**Stored records**:
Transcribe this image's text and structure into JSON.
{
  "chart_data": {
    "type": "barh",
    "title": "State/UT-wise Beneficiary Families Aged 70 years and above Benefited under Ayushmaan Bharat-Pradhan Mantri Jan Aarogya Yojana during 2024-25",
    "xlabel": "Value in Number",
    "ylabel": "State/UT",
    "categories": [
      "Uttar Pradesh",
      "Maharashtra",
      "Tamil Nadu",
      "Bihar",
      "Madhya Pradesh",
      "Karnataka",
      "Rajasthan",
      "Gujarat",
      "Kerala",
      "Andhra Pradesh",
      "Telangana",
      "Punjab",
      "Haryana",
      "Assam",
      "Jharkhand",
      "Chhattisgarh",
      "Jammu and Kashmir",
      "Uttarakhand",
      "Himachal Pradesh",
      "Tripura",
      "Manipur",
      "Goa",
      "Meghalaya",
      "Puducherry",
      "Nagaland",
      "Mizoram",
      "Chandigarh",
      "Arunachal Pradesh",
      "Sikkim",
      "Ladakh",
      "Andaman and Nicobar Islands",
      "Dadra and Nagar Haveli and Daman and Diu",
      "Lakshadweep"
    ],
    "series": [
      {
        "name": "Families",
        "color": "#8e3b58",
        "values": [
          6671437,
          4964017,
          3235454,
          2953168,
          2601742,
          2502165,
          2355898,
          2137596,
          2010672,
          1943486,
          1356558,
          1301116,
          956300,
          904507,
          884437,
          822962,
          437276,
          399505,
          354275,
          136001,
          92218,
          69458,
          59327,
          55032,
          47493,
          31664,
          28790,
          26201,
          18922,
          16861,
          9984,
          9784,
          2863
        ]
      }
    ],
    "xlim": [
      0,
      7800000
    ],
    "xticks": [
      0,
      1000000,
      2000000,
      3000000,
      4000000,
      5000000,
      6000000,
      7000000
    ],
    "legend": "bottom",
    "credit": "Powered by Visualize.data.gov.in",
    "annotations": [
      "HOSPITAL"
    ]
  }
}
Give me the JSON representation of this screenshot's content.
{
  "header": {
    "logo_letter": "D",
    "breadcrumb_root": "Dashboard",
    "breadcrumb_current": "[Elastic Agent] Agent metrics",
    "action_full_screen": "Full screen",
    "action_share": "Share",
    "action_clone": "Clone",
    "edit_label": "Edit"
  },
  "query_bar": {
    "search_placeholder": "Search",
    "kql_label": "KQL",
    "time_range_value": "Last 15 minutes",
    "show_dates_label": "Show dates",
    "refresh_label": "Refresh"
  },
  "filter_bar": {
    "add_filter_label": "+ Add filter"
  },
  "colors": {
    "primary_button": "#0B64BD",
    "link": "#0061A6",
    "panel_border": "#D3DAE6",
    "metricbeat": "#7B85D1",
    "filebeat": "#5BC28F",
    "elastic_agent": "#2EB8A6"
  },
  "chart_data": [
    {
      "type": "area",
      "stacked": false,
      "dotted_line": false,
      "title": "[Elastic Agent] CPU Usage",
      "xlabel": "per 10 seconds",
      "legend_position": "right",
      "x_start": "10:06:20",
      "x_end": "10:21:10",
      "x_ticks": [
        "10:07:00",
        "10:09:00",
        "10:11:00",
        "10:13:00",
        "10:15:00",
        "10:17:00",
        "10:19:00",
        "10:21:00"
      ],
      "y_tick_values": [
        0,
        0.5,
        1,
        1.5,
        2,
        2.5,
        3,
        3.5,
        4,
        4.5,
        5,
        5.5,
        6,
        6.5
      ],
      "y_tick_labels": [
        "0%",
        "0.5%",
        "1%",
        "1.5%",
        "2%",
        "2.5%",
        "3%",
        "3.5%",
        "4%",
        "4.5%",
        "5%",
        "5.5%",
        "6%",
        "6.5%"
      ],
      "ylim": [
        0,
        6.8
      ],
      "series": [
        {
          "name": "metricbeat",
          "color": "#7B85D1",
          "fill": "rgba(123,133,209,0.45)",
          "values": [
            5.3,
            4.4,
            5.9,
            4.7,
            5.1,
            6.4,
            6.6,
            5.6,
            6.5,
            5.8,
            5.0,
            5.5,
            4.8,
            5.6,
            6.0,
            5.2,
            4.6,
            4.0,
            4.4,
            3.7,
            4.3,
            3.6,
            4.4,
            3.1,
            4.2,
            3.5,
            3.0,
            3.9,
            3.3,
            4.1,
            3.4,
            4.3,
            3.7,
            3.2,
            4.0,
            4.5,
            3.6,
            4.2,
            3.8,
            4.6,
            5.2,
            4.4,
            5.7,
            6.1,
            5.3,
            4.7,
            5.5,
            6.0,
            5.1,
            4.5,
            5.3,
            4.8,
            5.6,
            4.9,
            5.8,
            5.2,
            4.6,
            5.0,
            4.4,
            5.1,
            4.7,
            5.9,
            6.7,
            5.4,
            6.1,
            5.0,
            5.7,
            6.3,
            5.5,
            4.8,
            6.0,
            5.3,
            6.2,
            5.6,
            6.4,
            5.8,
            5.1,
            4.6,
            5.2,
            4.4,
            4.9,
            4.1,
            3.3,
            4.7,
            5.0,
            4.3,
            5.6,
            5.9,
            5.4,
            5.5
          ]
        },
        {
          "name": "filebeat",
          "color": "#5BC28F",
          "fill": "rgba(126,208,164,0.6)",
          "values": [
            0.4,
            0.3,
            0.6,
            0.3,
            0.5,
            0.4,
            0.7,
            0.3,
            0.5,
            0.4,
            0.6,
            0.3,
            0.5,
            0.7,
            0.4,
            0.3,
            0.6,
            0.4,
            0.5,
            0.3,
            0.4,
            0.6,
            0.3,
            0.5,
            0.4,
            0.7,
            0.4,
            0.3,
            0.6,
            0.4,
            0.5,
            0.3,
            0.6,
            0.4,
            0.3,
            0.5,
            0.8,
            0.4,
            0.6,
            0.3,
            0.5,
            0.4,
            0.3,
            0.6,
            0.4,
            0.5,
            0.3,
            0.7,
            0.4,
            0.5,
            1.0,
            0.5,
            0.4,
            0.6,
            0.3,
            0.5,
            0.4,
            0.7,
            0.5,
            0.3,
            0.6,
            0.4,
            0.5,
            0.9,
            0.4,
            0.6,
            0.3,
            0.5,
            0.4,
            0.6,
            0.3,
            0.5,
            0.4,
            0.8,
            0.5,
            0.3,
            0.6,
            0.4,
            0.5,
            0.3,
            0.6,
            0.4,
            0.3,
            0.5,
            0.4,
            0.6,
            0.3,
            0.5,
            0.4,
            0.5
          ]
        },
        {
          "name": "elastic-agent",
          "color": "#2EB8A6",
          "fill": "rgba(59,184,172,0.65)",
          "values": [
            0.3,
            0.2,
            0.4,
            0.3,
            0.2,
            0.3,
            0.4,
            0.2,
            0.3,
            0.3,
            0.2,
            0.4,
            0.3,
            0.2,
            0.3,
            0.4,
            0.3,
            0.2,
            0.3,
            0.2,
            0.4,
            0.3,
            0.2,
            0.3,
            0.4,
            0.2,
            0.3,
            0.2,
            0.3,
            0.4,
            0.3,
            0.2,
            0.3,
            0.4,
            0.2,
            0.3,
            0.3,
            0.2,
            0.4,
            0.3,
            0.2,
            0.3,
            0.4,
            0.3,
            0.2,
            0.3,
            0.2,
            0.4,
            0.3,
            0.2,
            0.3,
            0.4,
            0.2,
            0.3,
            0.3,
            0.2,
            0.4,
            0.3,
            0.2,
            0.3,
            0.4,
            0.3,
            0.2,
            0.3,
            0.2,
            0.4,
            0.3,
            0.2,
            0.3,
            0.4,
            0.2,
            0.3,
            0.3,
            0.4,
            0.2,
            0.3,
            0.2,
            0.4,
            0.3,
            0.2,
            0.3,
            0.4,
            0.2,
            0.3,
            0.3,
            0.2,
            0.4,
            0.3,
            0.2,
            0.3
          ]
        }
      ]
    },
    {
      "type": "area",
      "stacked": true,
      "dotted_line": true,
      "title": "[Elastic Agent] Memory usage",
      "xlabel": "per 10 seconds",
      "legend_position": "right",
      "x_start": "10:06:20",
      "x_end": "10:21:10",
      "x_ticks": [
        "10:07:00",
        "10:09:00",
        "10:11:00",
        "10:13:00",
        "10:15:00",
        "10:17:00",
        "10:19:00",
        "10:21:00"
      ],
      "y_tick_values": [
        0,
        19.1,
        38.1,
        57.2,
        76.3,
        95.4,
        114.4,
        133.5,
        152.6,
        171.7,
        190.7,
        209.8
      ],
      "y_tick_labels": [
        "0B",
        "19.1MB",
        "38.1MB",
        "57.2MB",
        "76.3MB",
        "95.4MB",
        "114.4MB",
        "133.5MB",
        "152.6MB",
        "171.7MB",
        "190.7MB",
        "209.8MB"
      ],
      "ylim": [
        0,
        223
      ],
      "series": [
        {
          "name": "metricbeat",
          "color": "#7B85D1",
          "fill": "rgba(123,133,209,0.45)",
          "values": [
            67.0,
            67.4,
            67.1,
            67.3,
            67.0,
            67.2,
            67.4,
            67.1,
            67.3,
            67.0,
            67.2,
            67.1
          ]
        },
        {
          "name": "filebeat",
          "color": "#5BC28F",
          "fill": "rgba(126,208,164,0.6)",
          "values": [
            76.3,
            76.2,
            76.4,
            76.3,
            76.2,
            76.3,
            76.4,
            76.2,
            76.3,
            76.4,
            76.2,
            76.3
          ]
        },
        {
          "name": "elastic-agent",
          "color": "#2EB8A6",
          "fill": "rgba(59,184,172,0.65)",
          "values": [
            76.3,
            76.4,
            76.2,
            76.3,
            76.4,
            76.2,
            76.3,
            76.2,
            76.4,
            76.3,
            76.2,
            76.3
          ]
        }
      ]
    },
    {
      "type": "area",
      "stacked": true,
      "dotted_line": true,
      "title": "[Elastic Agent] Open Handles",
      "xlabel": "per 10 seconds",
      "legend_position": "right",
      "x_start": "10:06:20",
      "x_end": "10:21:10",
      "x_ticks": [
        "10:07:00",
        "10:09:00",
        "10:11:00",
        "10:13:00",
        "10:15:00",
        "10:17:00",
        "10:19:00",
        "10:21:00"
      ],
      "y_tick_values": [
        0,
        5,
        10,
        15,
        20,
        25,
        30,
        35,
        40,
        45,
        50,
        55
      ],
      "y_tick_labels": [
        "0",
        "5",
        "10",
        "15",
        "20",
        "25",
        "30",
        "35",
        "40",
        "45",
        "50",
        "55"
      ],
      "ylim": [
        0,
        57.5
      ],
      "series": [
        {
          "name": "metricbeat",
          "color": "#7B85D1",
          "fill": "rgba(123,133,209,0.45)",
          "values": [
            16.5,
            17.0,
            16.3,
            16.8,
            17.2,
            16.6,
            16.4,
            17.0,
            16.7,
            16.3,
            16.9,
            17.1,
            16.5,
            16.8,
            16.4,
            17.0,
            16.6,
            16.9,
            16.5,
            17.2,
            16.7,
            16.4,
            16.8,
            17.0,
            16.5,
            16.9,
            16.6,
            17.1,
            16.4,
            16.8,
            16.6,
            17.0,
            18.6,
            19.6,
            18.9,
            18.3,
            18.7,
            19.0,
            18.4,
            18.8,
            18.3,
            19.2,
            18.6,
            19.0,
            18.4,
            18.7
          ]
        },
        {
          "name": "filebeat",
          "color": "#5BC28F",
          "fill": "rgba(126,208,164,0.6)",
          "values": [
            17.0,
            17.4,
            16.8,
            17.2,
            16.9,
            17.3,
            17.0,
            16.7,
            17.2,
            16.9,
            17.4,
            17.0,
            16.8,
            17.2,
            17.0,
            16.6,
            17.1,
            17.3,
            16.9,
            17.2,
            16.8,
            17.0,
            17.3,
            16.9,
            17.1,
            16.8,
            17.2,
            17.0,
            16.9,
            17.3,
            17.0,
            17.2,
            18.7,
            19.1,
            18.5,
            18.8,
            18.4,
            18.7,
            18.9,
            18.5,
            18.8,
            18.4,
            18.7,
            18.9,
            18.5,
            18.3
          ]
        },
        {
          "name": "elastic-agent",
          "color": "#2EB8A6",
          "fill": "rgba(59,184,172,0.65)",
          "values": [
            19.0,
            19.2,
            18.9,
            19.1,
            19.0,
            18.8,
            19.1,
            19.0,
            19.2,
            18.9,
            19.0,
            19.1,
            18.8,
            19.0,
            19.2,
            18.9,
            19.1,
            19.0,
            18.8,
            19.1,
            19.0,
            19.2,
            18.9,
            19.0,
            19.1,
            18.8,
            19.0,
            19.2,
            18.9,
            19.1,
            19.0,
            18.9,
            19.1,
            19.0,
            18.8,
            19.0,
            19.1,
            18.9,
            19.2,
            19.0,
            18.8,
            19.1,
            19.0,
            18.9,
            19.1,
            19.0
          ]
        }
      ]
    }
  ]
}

**Prompt**:
Pull out all lines containing "Families".

**Solution**:
    "title": "State/UT-wise Beneficiary Families Aged 70 years and above Benefited under Ayushmaan Bharat-Pradhan Mantri Jan Aarogya Yojana during 2024-25",
        "name": "Families",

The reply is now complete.